[Excerpt from a dataset]
☆ ☆ ☆ ☆ ☆

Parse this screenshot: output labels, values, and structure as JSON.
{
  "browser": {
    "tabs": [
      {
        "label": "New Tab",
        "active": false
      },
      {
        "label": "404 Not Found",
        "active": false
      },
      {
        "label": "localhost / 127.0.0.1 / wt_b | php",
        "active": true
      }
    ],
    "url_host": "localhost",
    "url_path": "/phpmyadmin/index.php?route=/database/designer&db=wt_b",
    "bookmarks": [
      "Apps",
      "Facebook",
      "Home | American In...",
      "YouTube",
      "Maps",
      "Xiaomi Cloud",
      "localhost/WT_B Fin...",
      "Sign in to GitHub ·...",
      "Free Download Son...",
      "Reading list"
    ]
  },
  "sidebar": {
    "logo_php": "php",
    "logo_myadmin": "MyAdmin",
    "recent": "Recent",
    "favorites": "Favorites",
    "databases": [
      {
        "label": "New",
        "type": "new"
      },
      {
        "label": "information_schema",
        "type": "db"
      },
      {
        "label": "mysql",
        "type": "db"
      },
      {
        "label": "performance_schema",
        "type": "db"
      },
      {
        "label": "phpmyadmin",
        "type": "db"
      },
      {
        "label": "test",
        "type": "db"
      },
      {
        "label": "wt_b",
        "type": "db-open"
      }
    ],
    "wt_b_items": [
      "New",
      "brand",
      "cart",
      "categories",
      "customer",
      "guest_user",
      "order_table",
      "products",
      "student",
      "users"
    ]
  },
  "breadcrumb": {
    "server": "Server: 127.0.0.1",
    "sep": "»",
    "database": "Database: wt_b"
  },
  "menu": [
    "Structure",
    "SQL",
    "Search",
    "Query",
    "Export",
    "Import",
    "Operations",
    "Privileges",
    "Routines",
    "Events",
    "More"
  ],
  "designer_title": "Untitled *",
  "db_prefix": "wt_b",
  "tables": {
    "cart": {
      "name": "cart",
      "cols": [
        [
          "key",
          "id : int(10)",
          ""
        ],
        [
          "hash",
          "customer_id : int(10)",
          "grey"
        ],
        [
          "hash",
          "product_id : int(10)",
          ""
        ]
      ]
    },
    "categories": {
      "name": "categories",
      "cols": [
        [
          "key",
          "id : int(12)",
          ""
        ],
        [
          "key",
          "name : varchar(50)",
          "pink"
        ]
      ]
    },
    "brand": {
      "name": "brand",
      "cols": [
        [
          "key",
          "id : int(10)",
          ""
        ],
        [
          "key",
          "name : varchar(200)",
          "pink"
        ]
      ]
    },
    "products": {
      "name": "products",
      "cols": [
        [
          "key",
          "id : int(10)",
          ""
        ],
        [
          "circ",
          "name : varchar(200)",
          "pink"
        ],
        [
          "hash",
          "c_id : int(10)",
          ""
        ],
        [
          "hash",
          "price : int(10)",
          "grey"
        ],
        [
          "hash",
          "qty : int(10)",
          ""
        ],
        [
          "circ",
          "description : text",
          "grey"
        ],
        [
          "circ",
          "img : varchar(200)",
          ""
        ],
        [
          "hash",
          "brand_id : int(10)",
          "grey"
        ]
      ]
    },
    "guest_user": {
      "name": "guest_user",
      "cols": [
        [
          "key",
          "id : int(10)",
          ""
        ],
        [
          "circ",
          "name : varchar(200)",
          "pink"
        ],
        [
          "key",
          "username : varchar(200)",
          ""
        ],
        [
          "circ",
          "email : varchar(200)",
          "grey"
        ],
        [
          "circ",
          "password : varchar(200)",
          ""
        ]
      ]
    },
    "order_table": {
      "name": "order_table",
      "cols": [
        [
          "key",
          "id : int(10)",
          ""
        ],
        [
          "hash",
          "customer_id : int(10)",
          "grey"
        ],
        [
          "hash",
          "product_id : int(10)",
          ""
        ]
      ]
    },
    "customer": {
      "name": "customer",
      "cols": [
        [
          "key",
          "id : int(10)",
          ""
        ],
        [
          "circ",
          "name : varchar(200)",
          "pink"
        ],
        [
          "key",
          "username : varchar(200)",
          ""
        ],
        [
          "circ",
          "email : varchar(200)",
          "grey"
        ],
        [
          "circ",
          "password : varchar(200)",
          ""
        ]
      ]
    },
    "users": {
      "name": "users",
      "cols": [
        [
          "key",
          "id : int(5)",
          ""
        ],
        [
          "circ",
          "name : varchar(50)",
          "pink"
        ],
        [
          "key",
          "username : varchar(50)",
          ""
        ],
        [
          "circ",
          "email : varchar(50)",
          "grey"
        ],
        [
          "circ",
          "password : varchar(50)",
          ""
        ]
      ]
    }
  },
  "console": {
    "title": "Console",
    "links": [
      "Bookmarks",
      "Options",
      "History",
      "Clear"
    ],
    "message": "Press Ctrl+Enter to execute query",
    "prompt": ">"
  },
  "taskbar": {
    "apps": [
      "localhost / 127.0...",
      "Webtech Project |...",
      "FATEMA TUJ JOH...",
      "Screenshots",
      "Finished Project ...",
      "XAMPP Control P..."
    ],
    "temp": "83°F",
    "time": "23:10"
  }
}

☆ ☆ ☆ ☆ ☆

WHAT IS NEEDED:
From the records above, pick out and copy each line holding the word "phpmyadmin".

RESPONSE:
    "url_path": "/phpmyadmin/index.php?route=/database/designer&db=wt_b",
        "label": "phpmyadmin",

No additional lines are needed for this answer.